— EXCERPTED TEXT —

Strathclyde University
Livingstone Tower
26 Richmond St.
GLASGOW G1 1XH
Great Britain
Tel: 041 552 4400 x3033
Fax: 041 552 4711
e-mail: alistair@uk.ac.strathclyde.stams
HISTORY
This data was originally gathered at the TI in 1986-87 by
JP Siebert. It was partially financed by Barr and Stroud Ltd.
The original purpose was to find a method of distinguishing
3D objects within a 2D image by application of an ensemble of
shape feature extractors to the 2D silhouettes of the objects.
Measures of shape features extracted from example silhouettes
of objects to be discriminated were used to generate a class-
ification rule tree by means of computer induction.
This object recognition strategy was successfully used to
discriminate between silhouettes of model cars, vans and buses
viewed from constrained elevation but all angles of rotation.
The rule tree classification performance compared favourably
to MDC (Minimum Distance Classifier) and k-NN (k-Nearest Neigh-
bour) statistical classifiers in terms of both error rate and
computational efficiency. An investigation of these rule trees
generated by example indicated that the tree structure was
heavily influenced by the orientation of the objects, and grouped
similar object views into single decisions.
DESCRIPTION
The features were extracted from the silhouettes by the HIPS
(Hierarchical Image Processing System) extension BINATTS, which
extracts a combination of scale independent features utilising
both classical moments based measures such as scaled variance,
skewness and kurtosis about the major/minor axes and heuristic
measures such as hollows, circularity, rectangularity and
compactness.

— WHAT IS ASKED —
Transcribe the silhouette data description between "Measures of shape" and "into single decisions.", inclusive. The entries come from a different source than the silhouette data description.

— RAW RECORDS —
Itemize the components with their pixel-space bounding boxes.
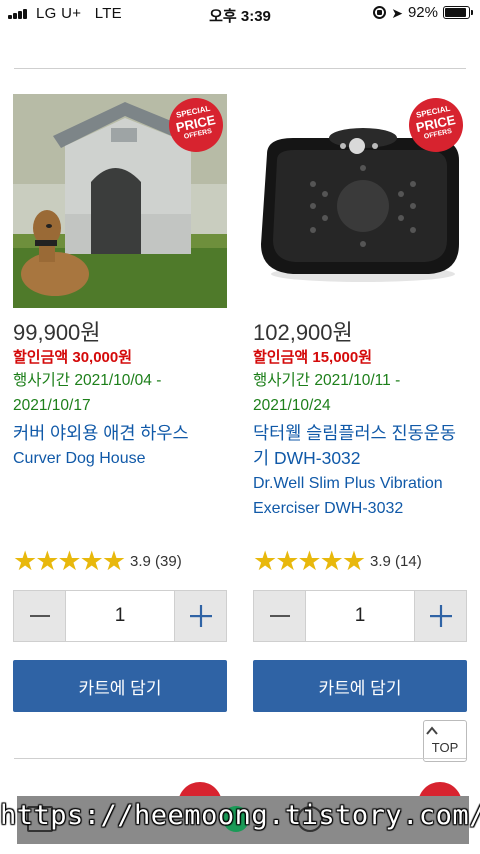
watermark-text: https://heemoong.tistory.com/ (0, 800, 480, 831)
rating-score: 3.9 (14) (370, 552, 422, 570)
product-name-korean-link[interactable]: 닥터웰 슬림플러스 진동운동기 DWH-3032 (253, 421, 467, 471)
section-divider (14, 758, 466, 759)
product-name-english-link[interactable]: Dr.Well Slim Plus Vibration Exerciser DW… (253, 471, 467, 521)
product-rating: ★★★★★ 3.9 (39) (13, 546, 182, 576)
decrease-quantity-button[interactable] (14, 591, 65, 641)
product-card: SPECIAL PRICE OFFERS 102,900원 할인금액 15,00… (253, 94, 467, 712)
event-period: 행사기간 2021/10/11 - 2021/10/24 (253, 372, 401, 414)
scroll-to-top-button[interactable]: TOP (423, 720, 467, 762)
minus-icon (269, 615, 290, 617)
battery-fill (445, 8, 467, 17)
vibration-exerciser-image[interactable]: SPECIAL PRICE OFFERS (253, 94, 467, 308)
quantity-input[interactable]: 1 (305, 591, 415, 641)
section-divider (14, 68, 466, 69)
quantity-stepper: 1 (253, 590, 467, 642)
event-period: 행사기간 2021/10/04 - 2021/10/17 (13, 372, 162, 414)
quantity-stepper: 1 (13, 590, 227, 642)
top-button-label: TOP (431, 740, 459, 755)
location-arrow-icon: ➤ (391, 4, 403, 21)
increase-quantity-button[interactable] (415, 591, 466, 641)
product-name-korean-link[interactable]: 커버 야외용 애견 하우스 (13, 421, 227, 446)
status-indicators: ➤ 92% (373, 4, 473, 21)
quantity-input[interactable]: 1 (65, 591, 175, 641)
plus-icon (189, 605, 212, 627)
product-card: SPECIAL PRICE OFFERS 99,900원 할인금액 30,000… (13, 94, 227, 712)
battery-percent: 92% (407, 4, 438, 21)
chevron-up-icon (426, 726, 438, 735)
dog-house-image[interactable]: SPECIAL PRICE OFFERS (13, 94, 227, 308)
plus-icon (429, 605, 452, 627)
rating-score: 3.9 (39) (130, 552, 182, 570)
discount-amount: 할인금액 15,000원 (253, 349, 373, 366)
status-bar: LG U+ LTE 오후 3:39 ➤ 92% (0, 0, 480, 28)
add-to-cart-button[interactable]: 카트에 담기 (253, 660, 467, 712)
add-to-cart-button[interactable]: 카트에 담기 (13, 660, 227, 712)
product-price: 99,900원 (13, 320, 101, 345)
increase-quantity-button[interactable] (175, 591, 226, 641)
orientation-lock-icon (373, 6, 387, 19)
star-rating-icon: ★★★★★ (13, 546, 126, 576)
decrease-quantity-button[interactable] (254, 591, 305, 641)
minus-icon (29, 615, 50, 617)
product-name-english-link[interactable]: Curver Dog House (13, 446, 227, 471)
battery-icon (443, 6, 473, 19)
product-price: 102,900원 (253, 320, 353, 345)
discount-amount: 할인금액 30,000원 (13, 349, 133, 366)
product-rating: ★★★★★ 3.9 (14) (253, 546, 422, 576)
star-rating-icon: ★★★★★ (253, 546, 366, 576)
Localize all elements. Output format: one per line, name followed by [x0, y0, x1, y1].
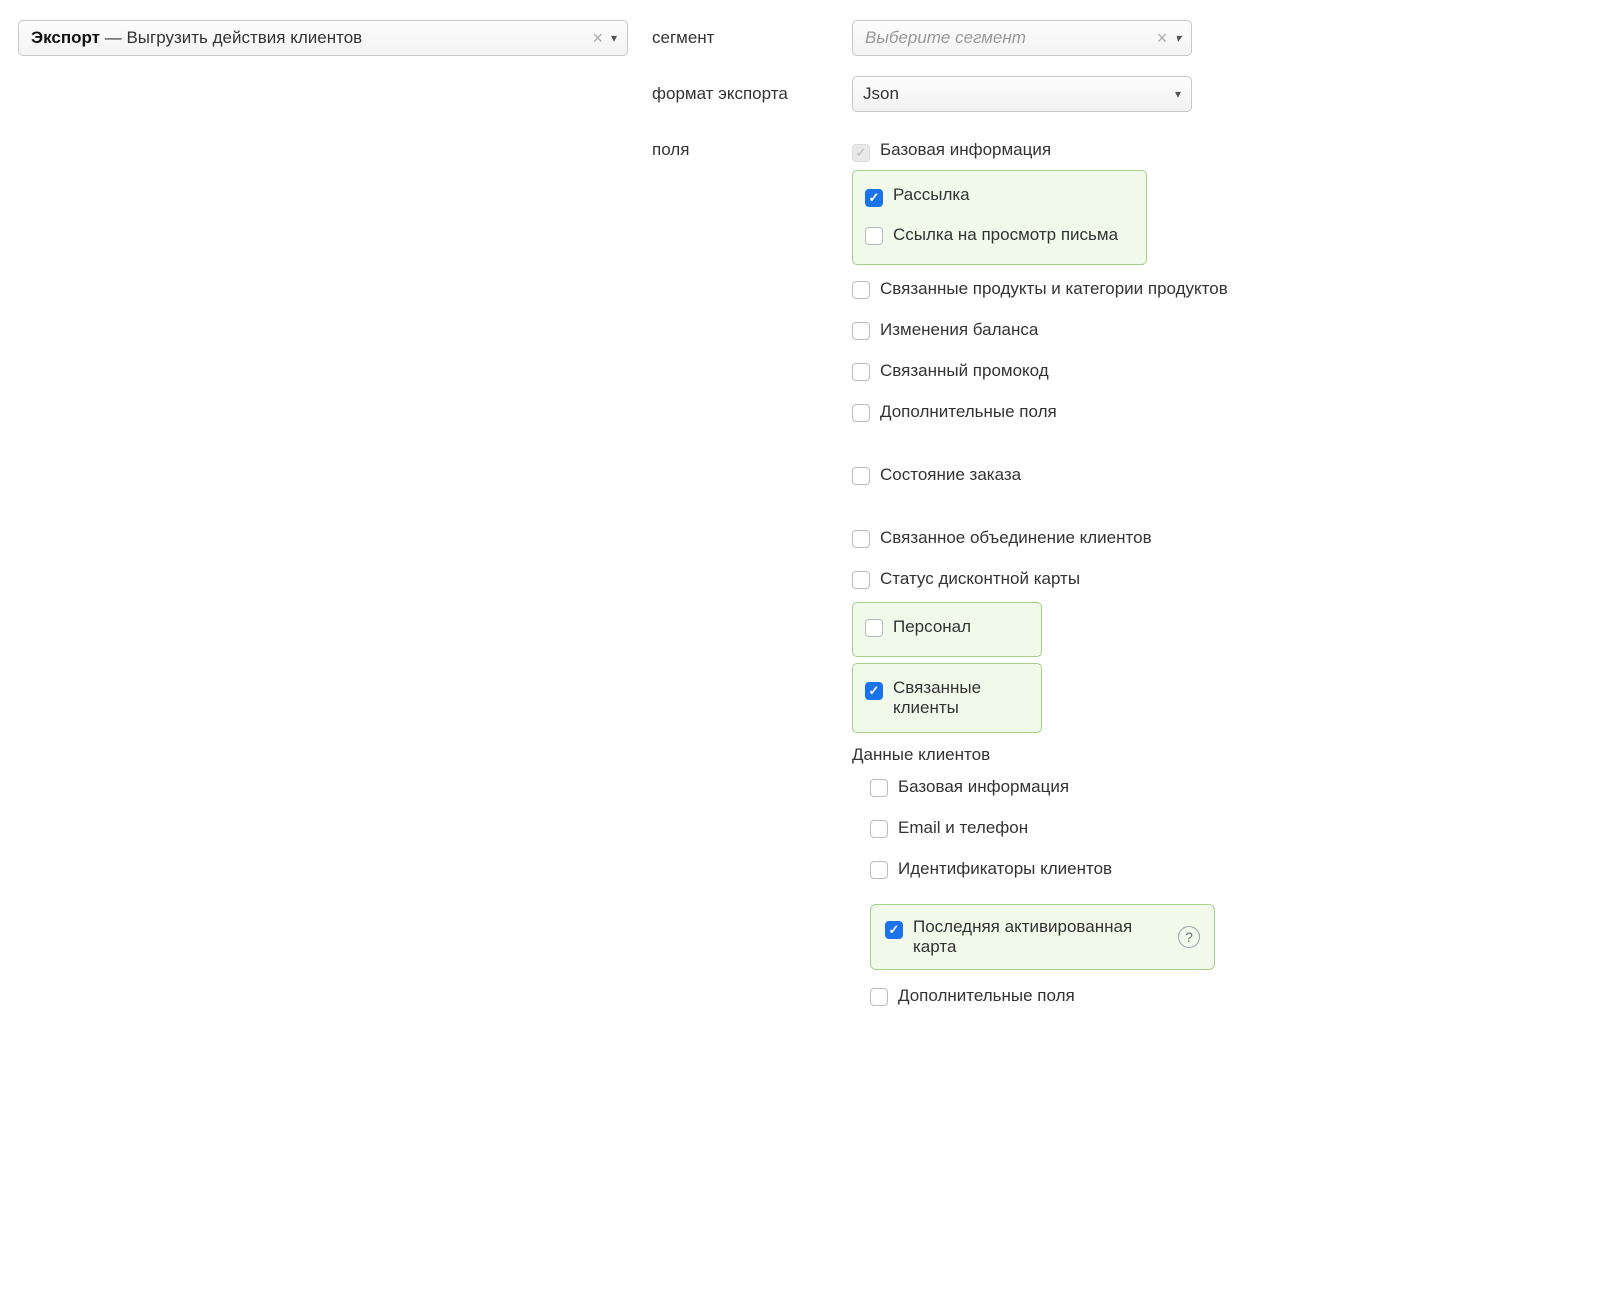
checkbox-icon[interactable] — [870, 779, 888, 797]
field-mailing[interactable]: Рассылка — [865, 181, 1134, 211]
field-discount-status[interactable]: Статус дисконтной карты — [852, 561, 1581, 602]
checkbox-icon[interactable] — [852, 467, 870, 485]
field-related-clients-group: Связанные клиенты — [852, 663, 1042, 733]
field-mailing-group: Рассылка Ссылка на просмотр письма — [852, 170, 1147, 265]
chevron-down-icon[interactable]: ▾ — [1171, 31, 1185, 45]
field-related-promo[interactable]: Связанный промокод — [852, 353, 1581, 394]
checkbox-checked-icon[interactable] — [865, 682, 883, 700]
export-type-label: Экспорт — Выгрузить действия клиентов — [31, 28, 588, 48]
field-personnel[interactable]: Персонал — [865, 613, 1029, 646]
segment-select[interactable]: Выберите сегмент × ▾ — [852, 20, 1192, 56]
chevron-down-icon[interactable]: ▾ — [607, 31, 621, 45]
checkbox-icon[interactable] — [852, 404, 870, 422]
field-base-info: Базовая информация — [852, 132, 1581, 170]
checkbox-icon[interactable] — [865, 619, 883, 637]
clear-icon[interactable]: × — [588, 29, 607, 47]
field-mailing-link[interactable]: Ссылка на просмотр письма — [865, 221, 1134, 254]
export-format-label: формат экспорта — [652, 76, 852, 104]
checkbox-icon[interactable] — [852, 281, 870, 299]
clear-icon[interactable]: × — [1152, 29, 1171, 47]
checkbox-checked-icon[interactable] — [885, 921, 903, 939]
help-icon[interactable]: ? — [1178, 926, 1200, 948]
field-order-state[interactable]: Состояние заказа — [852, 457, 1581, 498]
field-additional-fields[interactable]: Дополнительные поля — [852, 394, 1581, 435]
checkbox-icon[interactable] — [865, 227, 883, 245]
cd-last-activated-card[interactable]: Последняя активированная карта — [885, 917, 1170, 957]
cd-client-ids[interactable]: Идентификаторы клиентов — [870, 851, 1581, 892]
checkbox-icon[interactable] — [852, 322, 870, 340]
checkbox-icon[interactable] — [870, 820, 888, 838]
export-format-value: Json — [863, 84, 1175, 104]
field-related-clients[interactable]: Связанные клиенты — [865, 674, 1029, 722]
cd-email-phone[interactable]: Email и телефон — [870, 810, 1581, 851]
clients-data-title: Данные клиентов — [852, 739, 1581, 769]
export-format-select[interactable]: Json ▾ — [852, 76, 1192, 112]
cd-base-info[interactable]: Базовая информация — [870, 769, 1581, 810]
segment-label: сегмент — [652, 20, 852, 48]
cd-last-card-group: Последняя активированная карта ? — [870, 904, 1215, 970]
field-related-products[interactable]: Связанные продукты и категории продуктов — [852, 271, 1581, 312]
fields-label: поля — [652, 132, 852, 160]
field-balance-changes[interactable]: Изменения баланса — [852, 312, 1581, 353]
checkbox-icon[interactable] — [870, 988, 888, 1006]
checkbox-icon[interactable] — [870, 861, 888, 879]
checkbox-icon[interactable] — [852, 571, 870, 589]
checkbox-checked-icon[interactable] — [865, 189, 883, 207]
checkbox-icon[interactable] — [852, 530, 870, 548]
field-client-union[interactable]: Связанное объединение клиентов — [852, 520, 1581, 561]
export-type-select[interactable]: Экспорт — Выгрузить действия клиентов × … — [18, 20, 628, 56]
segment-placeholder: Выберите сегмент — [865, 28, 1152, 48]
checkbox-icon[interactable] — [852, 363, 870, 381]
field-personnel-group: Персонал — [852, 602, 1042, 657]
checkbox-disabled-icon — [852, 144, 870, 162]
cd-additional-fields[interactable]: Дополнительные поля — [870, 978, 1581, 1019]
chevron-down-icon: ▾ — [1175, 87, 1181, 101]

— ANSWER TO THIS EXERCISE —
Measures of shape features extracted from example silhouettes
of objects to be discriminated were used to generate a class-
ification rule tree by means of computer induction.
This object recognition strategy was successfully used to
discriminate between silhouettes of model cars, vans and buses
viewed from constrained elevation but all angles of rotation.
The rule tree classification performance compared favourably
to MDC (Minimum Distance Classifier) and k-NN (k-Nearest Neigh-
bour) statistical classifiers in terms of both error rate and
computational efficiency. An investigation of these rule trees
generated by example indicated that the tree structure was
heavily influenced by the orientation of the objects, and grouped
similar object views into single decisions.